→ GOAL OF THE EXERCISE:
Count how many of the lines below contain the string "medio", matching case exactly, and give only the number.
* Begin INPUT MATERIAL *
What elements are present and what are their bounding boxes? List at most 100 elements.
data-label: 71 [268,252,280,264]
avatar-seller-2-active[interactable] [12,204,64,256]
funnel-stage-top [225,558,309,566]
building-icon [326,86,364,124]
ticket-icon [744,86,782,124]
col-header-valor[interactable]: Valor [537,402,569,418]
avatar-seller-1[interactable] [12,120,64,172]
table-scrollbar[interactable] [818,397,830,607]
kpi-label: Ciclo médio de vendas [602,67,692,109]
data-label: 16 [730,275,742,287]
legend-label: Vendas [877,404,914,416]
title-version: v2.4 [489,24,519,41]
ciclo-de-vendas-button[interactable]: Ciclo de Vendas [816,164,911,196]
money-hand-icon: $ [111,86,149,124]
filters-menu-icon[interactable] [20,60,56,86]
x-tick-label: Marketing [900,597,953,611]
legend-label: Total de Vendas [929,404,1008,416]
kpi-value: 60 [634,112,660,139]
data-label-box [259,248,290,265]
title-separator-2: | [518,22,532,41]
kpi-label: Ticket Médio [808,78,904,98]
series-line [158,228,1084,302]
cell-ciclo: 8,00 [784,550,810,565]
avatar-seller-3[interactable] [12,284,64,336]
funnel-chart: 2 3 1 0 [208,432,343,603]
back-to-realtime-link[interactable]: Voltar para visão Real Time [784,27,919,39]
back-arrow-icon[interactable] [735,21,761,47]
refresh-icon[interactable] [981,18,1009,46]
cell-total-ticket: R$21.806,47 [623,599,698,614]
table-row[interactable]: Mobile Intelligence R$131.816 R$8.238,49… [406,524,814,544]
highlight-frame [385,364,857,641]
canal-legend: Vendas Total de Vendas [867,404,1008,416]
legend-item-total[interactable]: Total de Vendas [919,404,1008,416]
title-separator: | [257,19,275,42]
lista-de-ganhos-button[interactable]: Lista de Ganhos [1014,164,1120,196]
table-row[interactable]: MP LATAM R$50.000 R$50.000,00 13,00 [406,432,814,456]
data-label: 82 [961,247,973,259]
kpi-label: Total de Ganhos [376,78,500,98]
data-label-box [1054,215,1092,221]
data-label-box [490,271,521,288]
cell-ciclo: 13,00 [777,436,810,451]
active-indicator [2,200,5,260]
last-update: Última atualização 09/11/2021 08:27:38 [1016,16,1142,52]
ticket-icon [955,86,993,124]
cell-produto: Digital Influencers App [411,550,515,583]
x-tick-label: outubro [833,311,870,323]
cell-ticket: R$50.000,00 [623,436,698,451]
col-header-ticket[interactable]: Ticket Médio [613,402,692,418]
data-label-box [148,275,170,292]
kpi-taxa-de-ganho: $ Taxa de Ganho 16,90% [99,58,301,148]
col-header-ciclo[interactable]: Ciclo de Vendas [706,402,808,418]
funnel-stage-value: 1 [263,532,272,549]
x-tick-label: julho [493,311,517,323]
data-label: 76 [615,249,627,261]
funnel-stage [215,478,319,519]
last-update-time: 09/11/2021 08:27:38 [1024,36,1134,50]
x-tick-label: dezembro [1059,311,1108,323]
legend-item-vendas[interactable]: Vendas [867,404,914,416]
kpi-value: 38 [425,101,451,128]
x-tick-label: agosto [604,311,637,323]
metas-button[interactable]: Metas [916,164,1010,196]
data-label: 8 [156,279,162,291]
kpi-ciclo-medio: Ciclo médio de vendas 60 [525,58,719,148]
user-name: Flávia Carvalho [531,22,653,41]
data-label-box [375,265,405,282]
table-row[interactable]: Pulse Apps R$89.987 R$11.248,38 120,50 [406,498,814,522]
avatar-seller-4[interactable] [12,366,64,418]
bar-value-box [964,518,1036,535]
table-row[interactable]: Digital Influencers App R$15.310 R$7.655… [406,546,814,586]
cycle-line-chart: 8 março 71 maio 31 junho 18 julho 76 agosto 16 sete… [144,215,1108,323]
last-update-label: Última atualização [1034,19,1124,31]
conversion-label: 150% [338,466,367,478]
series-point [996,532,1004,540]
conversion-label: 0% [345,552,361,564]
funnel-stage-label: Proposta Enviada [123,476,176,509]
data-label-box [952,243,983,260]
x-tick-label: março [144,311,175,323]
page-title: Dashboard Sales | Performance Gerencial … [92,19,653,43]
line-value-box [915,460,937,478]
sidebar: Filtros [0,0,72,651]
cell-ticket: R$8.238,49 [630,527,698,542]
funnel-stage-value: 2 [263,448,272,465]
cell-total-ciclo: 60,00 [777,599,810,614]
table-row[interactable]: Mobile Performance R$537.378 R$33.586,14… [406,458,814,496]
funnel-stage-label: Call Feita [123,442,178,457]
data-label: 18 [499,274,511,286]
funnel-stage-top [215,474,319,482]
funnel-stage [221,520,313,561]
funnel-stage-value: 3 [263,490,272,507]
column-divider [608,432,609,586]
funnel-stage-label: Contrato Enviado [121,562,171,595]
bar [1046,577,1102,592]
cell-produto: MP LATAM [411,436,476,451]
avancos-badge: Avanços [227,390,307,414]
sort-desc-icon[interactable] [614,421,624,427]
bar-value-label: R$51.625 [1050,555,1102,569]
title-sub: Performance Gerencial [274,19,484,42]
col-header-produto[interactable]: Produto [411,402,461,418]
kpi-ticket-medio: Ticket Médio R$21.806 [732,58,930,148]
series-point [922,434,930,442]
* End INPUT MATERIAL *
→ EXPECTED ANSWER:
2